Request -
In the listing below, find every line containing "name" and copy it out.
======== Working data ========
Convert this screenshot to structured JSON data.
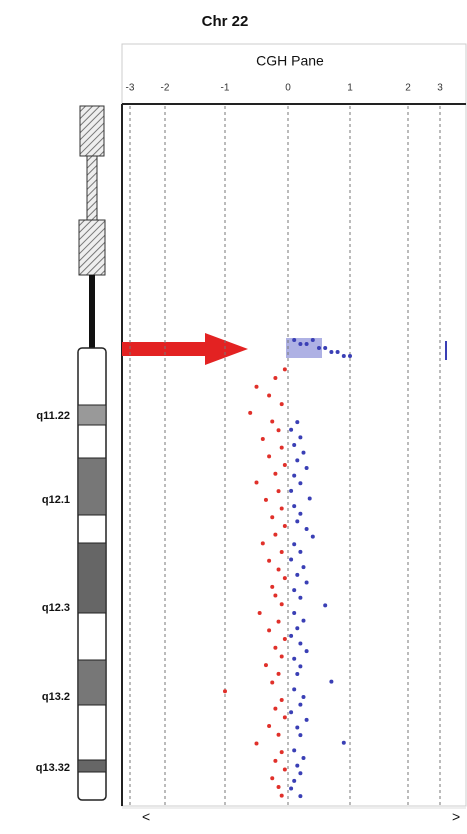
{
  "chart_data": {
    "type": "scatter",
    "title": "Chr 22",
    "subtitle": "CGH Pane",
    "xlim": [
      -3.2,
      3.4
    ],
    "xticks": [
      -3,
      -2,
      -1,
      0,
      1,
      2,
      3
    ],
    "grid": true,
    "bands": [
      "q11.22",
      "q12.1",
      "q12.3",
      "q13.2",
      "q13.32"
    ],
    "series": [
      {
        "color": "#3a3fb5",
        "values": [
          0.1,
          0.3,
          0.5,
          0.7,
          0.9,
          0.4,
          0.2,
          0.6,
          0.8,
          1.0,
          0.15,
          0.05,
          0.2,
          0.1,
          0.25,
          0.15,
          0.3,
          0.1,
          0.2,
          0.05,
          0.35,
          0.1,
          0.2,
          0.15,
          0.3,
          0.4,
          0.1,
          0.2,
          0.05,
          0.25,
          0.15,
          0.3,
          0.1,
          0.2,
          0.6,
          0.1,
          0.25,
          0.15,
          0.05,
          0.2,
          0.3,
          0.1,
          0.2,
          0.15,
          0.7,
          0.1,
          0.25,
          0.2,
          0.05,
          0.3,
          0.15,
          0.2,
          0.9,
          0.1,
          0.25,
          0.15,
          0.2,
          0.1,
          0.05,
          0.2
        ]
      },
      {
        "color": "#e0302a",
        "values": [
          -0.05,
          -0.2,
          -0.5,
          -0.3,
          -0.1,
          -0.6,
          -0.25,
          -0.15,
          -0.4,
          -0.1,
          -0.3,
          -0.05,
          -0.2,
          -0.5,
          -0.15,
          -0.35,
          -0.1,
          -0.25,
          -0.05,
          -0.2,
          -0.4,
          -0.1,
          -0.3,
          -0.15,
          -0.05,
          -0.25,
          -0.2,
          -0.1,
          -0.45,
          -0.15,
          -0.3,
          -0.05,
          -0.2,
          -0.1,
          -0.35,
          -0.15,
          -0.25,
          -1.0,
          -0.1,
          -0.2,
          -0.05,
          -0.3,
          -0.15,
          -0.5,
          -0.1,
          -0.2,
          -0.05,
          -0.25,
          -0.15,
          -0.1
        ]
      }
    ]
  }
}
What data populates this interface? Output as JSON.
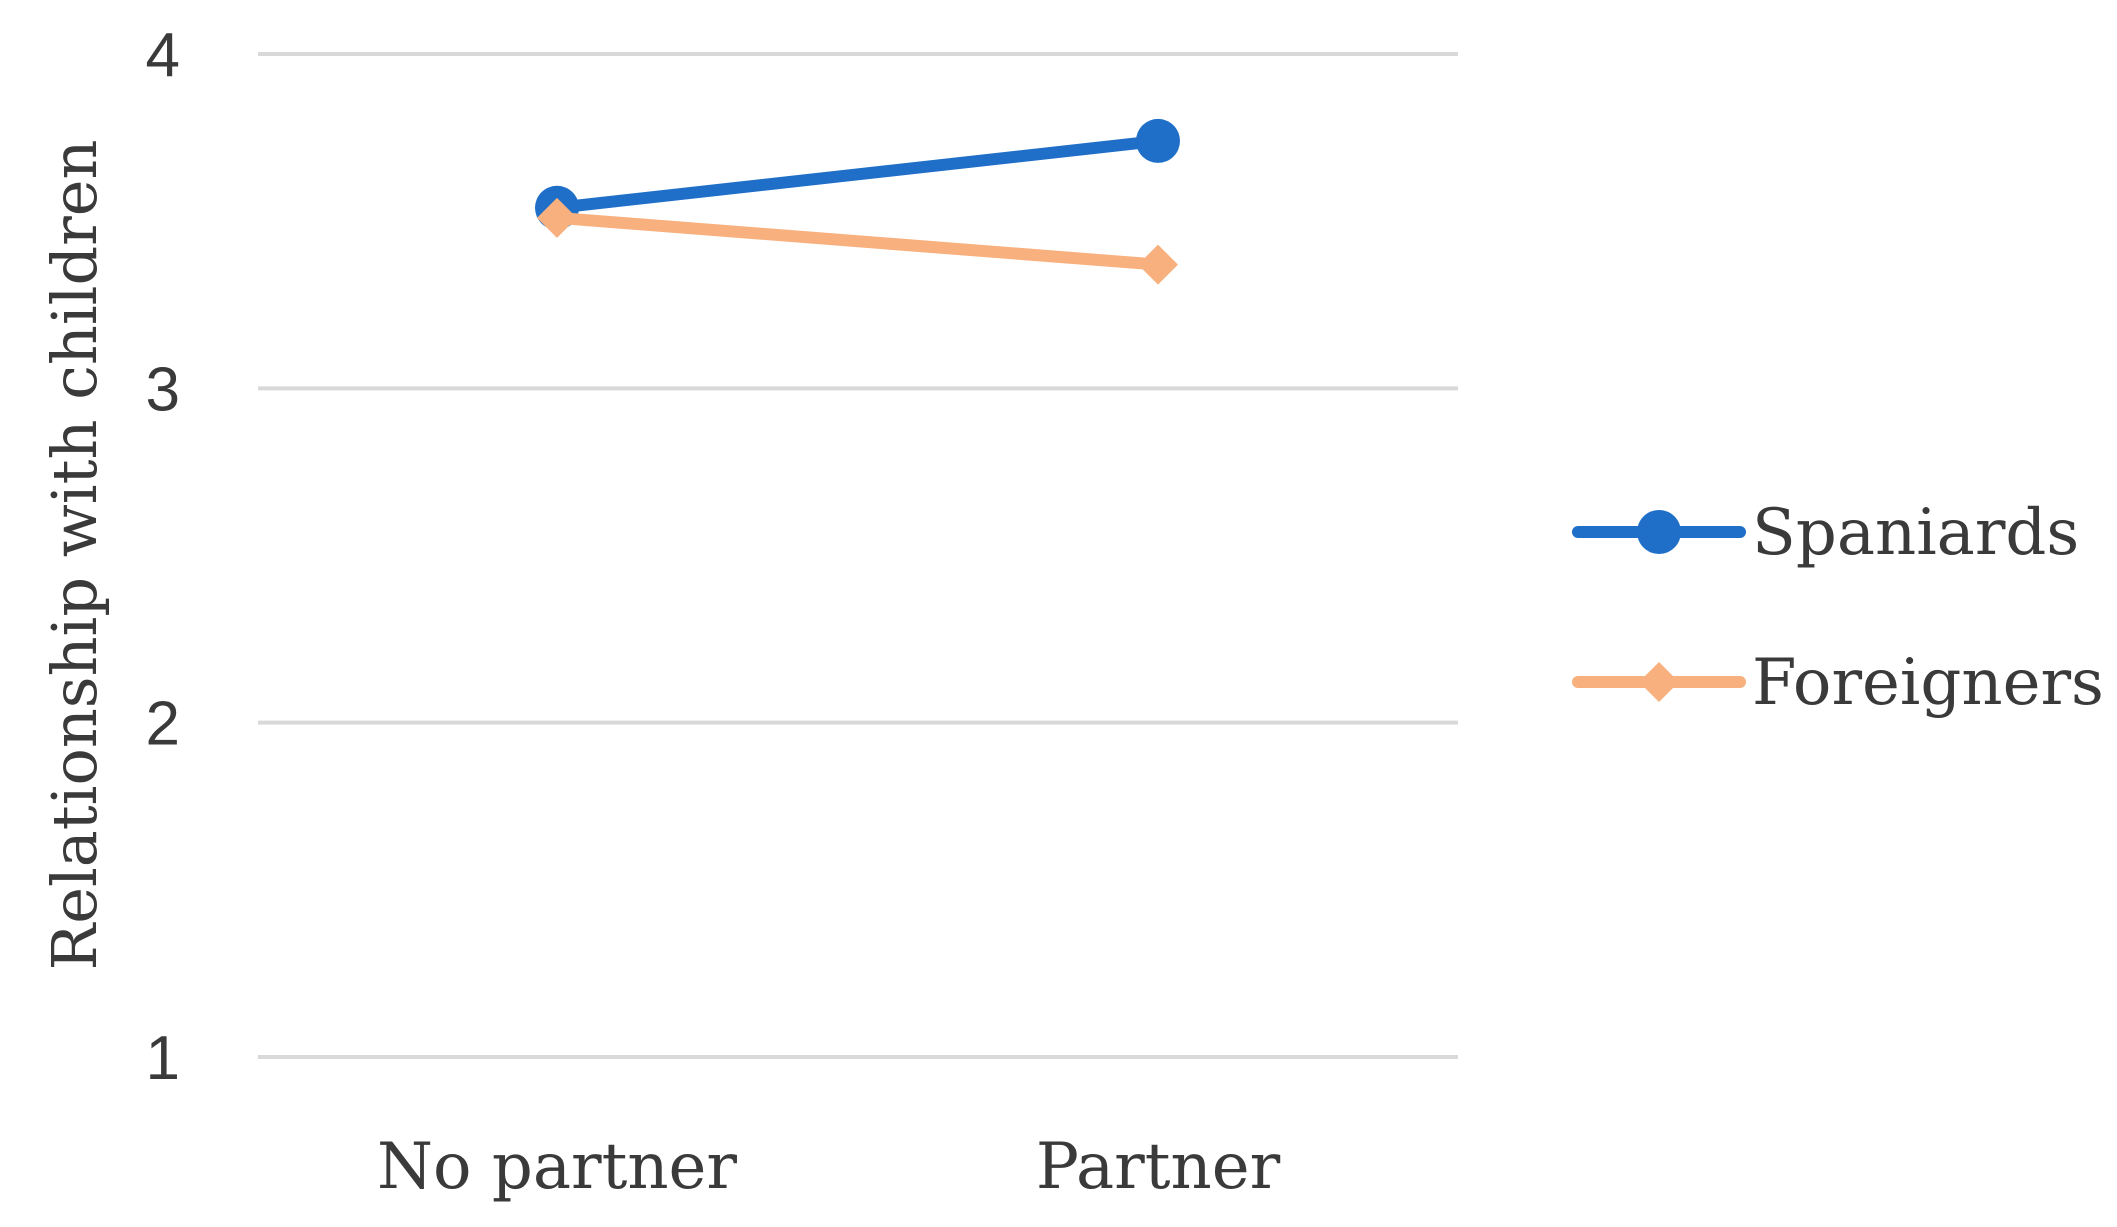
{
  "chart_data": {
    "type": "line",
    "categories": [
      "No partner",
      "Partner"
    ],
    "series": [
      {
        "name": "Spaniards",
        "values": [
          3.54,
          3.74
        ],
        "color": "#1f6fc8",
        "marker": "circle"
      },
      {
        "name": "Foreigners",
        "values": [
          3.51,
          3.37
        ],
        "color": "#f8b07e",
        "marker": "diamond"
      }
    ],
    "ylabel": "Relationship with children",
    "ylim": [
      1,
      4
    ],
    "yticks": [
      "1",
      "2",
      "3",
      "4"
    ],
    "grid": true,
    "legend_position": "right"
  }
}
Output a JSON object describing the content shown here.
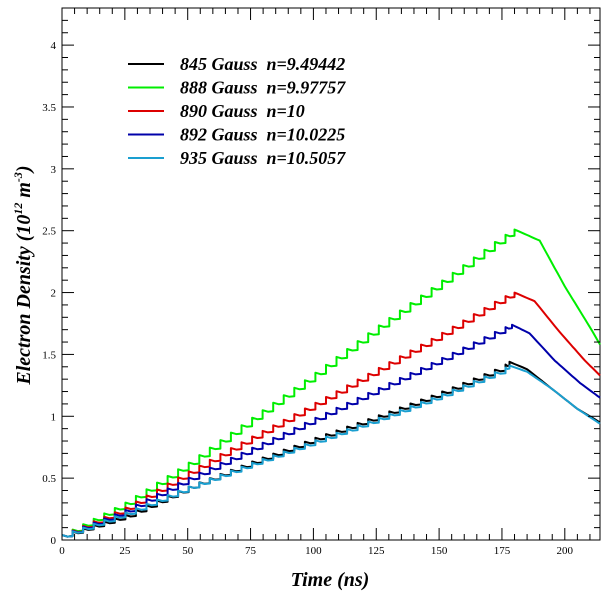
{
  "chart_data": {
    "type": "line",
    "title": "",
    "xlabel": "Time (ns)",
    "ylabel_main": "Electron Density (10",
    "ylabel_exp1": "12",
    "ylabel_mid": " m",
    "ylabel_exp2": "-3",
    "ylabel_end": ")",
    "xlim": [
      0,
      214
    ],
    "ylim": [
      0,
      4.3
    ],
    "x_ticks": [
      0,
      25,
      50,
      75,
      100,
      125,
      150,
      175,
      200
    ],
    "x_tick_labels": [
      "0",
      "25",
      "50",
      "75",
      "100",
      "125",
      "150",
      "175",
      "200"
    ],
    "y_ticks": [
      0,
      0.5,
      1,
      1.5,
      2,
      2.5,
      3,
      3.5,
      4
    ],
    "y_tick_labels": [
      "0",
      "0.5",
      "1",
      "1.5",
      "2",
      "2.5",
      "3",
      "3.5",
      "4"
    ],
    "grid": false,
    "legend_position": "top-left",
    "series": [
      {
        "name": "845 Gauss  n=9.49442",
        "color": "#000000",
        "peak_x": 178,
        "peak_y": 1.44,
        "x": [
          0,
          25,
          50,
          75,
          100,
          125,
          150,
          175,
          178,
          185,
          195,
          205,
          214
        ],
        "y": [
          0.04,
          0.2,
          0.43,
          0.63,
          0.82,
          1.0,
          1.19,
          1.4,
          1.44,
          1.38,
          1.22,
          1.06,
          0.95
        ]
      },
      {
        "name": "888 Gauss  n=9.97757",
        "color": "#00ee00",
        "peak_x": 180,
        "peak_y": 2.51,
        "x": [
          0,
          25,
          50,
          75,
          100,
          125,
          150,
          175,
          180,
          190,
          200,
          210,
          214
        ],
        "y": [
          0.04,
          0.3,
          0.62,
          0.98,
          1.34,
          1.72,
          2.08,
          2.45,
          2.51,
          2.42,
          2.05,
          1.72,
          1.58
        ]
      },
      {
        "name": "890 Gauss  n=10",
        "color": "#dd0000",
        "peak_x": 180,
        "peak_y": 2.0,
        "x": [
          0,
          25,
          50,
          75,
          100,
          125,
          150,
          175,
          180,
          188,
          198,
          208,
          214
        ],
        "y": [
          0.04,
          0.26,
          0.55,
          0.83,
          1.1,
          1.38,
          1.66,
          1.96,
          2.0,
          1.93,
          1.68,
          1.45,
          1.33
        ]
      },
      {
        "name": "892 Gauss  n=10.0225",
        "color": "#0000aa",
        "peak_x": 179,
        "peak_y": 1.74,
        "x": [
          0,
          25,
          50,
          75,
          100,
          125,
          150,
          175,
          179,
          186,
          196,
          206,
          214
        ],
        "y": [
          0.04,
          0.24,
          0.5,
          0.74,
          0.98,
          1.22,
          1.46,
          1.71,
          1.74,
          1.67,
          1.45,
          1.27,
          1.15
        ]
      },
      {
        "name": "935 Gauss  n=10.5057",
        "color": "#1a9fd0",
        "peak_x": 178,
        "peak_y": 1.41,
        "x": [
          0,
          25,
          50,
          75,
          100,
          125,
          150,
          175,
          178,
          185,
          195,
          205,
          214
        ],
        "y": [
          0.04,
          0.22,
          0.43,
          0.62,
          0.8,
          0.98,
          1.17,
          1.38,
          1.41,
          1.36,
          1.22,
          1.06,
          0.94
        ]
      }
    ]
  }
}
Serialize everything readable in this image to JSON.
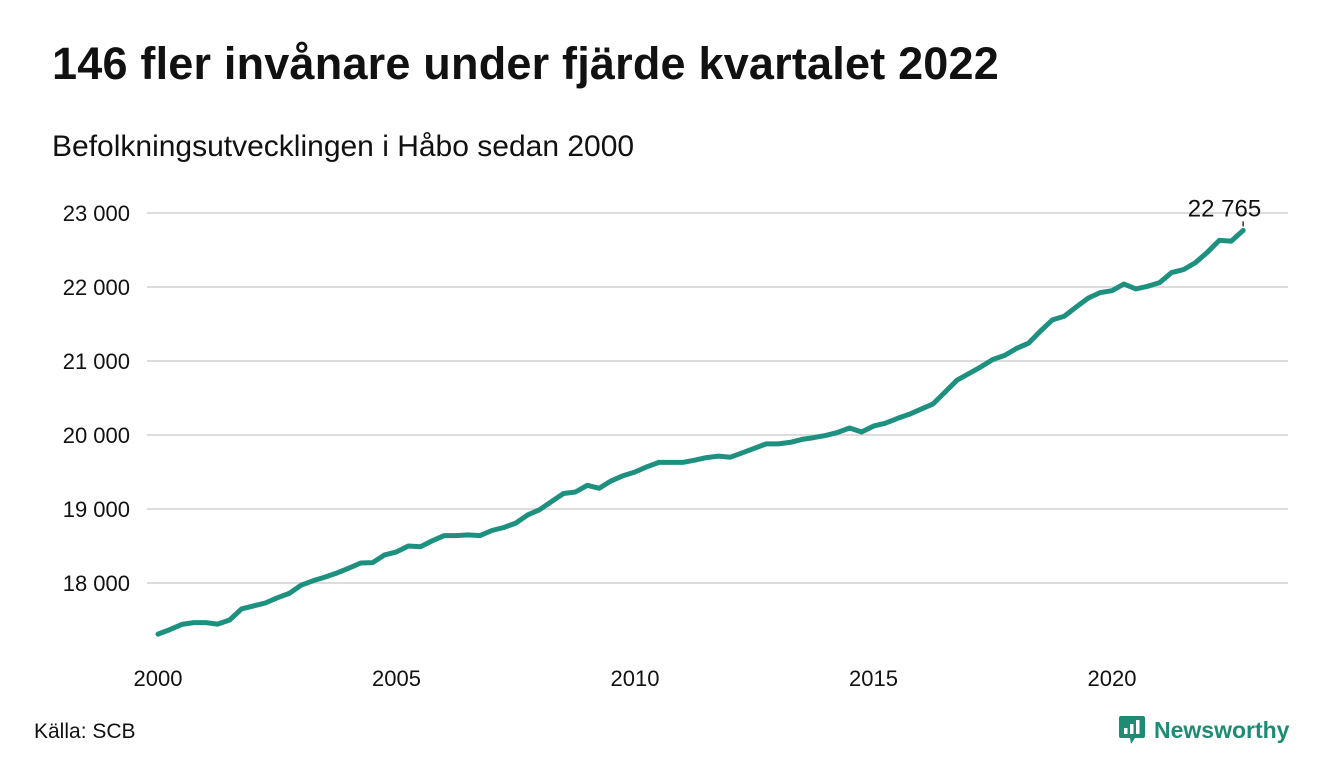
{
  "title": "146 fler invånare under fjärde kvartalet 2022",
  "subtitle": "Befolkningsutvecklingen i Håbo sedan 2000",
  "source": "Källa: SCB",
  "brand": {
    "name": "Newsworthy",
    "color": "#1e8c73"
  },
  "colors": {
    "line": "#1e9080",
    "grid": "#dcdcdc"
  },
  "chart_data": {
    "type": "line",
    "title": "146 fler invånare under fjärde kvartalet 2022",
    "xlabel": "",
    "ylabel": "",
    "xlim": [
      2000,
      2023
    ],
    "ylim": [
      17100,
      23300
    ],
    "grid": true,
    "y_ticks": [
      18000,
      19000,
      20000,
      21000,
      22000,
      23000
    ],
    "y_tick_labels": [
      "18 000",
      "19 000",
      "20 000",
      "21 000",
      "22 000",
      "23 000"
    ],
    "x_ticks": [
      2000,
      2005,
      2010,
      2015,
      2020
    ],
    "x_tick_labels": [
      "2000",
      "2005",
      "2010",
      "2015",
      "2020"
    ],
    "end_label": "22 765",
    "series": [
      {
        "name": "",
        "x": [
          2000.0,
          2000.25,
          2000.5,
          2000.75,
          2001.0,
          2001.25,
          2001.5,
          2001.75,
          2002.0,
          2002.25,
          2002.5,
          2002.75,
          2003.0,
          2003.25,
          2003.5,
          2003.75,
          2004.0,
          2004.25,
          2004.5,
          2004.75,
          2005.0,
          2005.25,
          2005.5,
          2005.75,
          2006.0,
          2006.25,
          2006.5,
          2006.75,
          2007.0,
          2007.25,
          2007.5,
          2007.75,
          2008.0,
          2008.25,
          2008.5,
          2008.75,
          2009.0,
          2009.25,
          2009.5,
          2009.75,
          2010.0,
          2010.25,
          2010.5,
          2010.75,
          2011.0,
          2011.25,
          2011.5,
          2011.75,
          2012.0,
          2012.25,
          2012.5,
          2012.75,
          2013.0,
          2013.25,
          2013.5,
          2013.75,
          2014.0,
          2014.25,
          2014.5,
          2014.75,
          2015.0,
          2015.25,
          2015.5,
          2015.75,
          2016.0,
          2016.25,
          2016.5,
          2016.75,
          2017.0,
          2017.25,
          2017.5,
          2017.75,
          2018.0,
          2018.25,
          2018.5,
          2018.75,
          2019.0,
          2019.25,
          2019.5,
          2019.75,
          2020.0,
          2020.25,
          2020.5,
          2020.75,
          2021.0,
          2021.25,
          2021.5,
          2021.75,
          2022.0,
          2022.25,
          2022.5,
          2022.75
        ],
        "values": [
          17310,
          17370,
          17440,
          17465,
          17465,
          17445,
          17500,
          17650,
          17690,
          17730,
          17800,
          17860,
          17970,
          18030,
          18080,
          18135,
          18200,
          18270,
          18275,
          18380,
          18420,
          18500,
          18490,
          18570,
          18640,
          18640,
          18650,
          18640,
          18710,
          18750,
          18810,
          18920,
          18990,
          19100,
          19210,
          19230,
          19320,
          19280,
          19380,
          19450,
          19500,
          19570,
          19630,
          19630,
          19630,
          19660,
          19695,
          19715,
          19700,
          19760,
          19820,
          19880,
          19880,
          19900,
          19940,
          19965,
          19995,
          20035,
          20095,
          20040,
          20120,
          20160,
          20225,
          20280,
          20350,
          20420,
          20580,
          20740,
          20830,
          20920,
          21020,
          21075,
          21170,
          21240,
          21405,
          21555,
          21605,
          21730,
          21850,
          21925,
          21950,
          22040,
          21975,
          22010,
          22060,
          22195,
          22235,
          22330,
          22470,
          22630,
          22620,
          22765
        ]
      }
    ]
  }
}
========
Complete output -
        "name": "Spaniards",
        "name": "Foreigners",
        "name": "845 Gauss  n=9.49442",
        "name": "888 Gauss  n=9.97757",
        "name": "890 Gauss  n=10",
        "name": "892 Gauss  n=10.0225",
        "name": "935 Gauss  n=10.5057",
    "name": "Newsworthy",
        "name": "",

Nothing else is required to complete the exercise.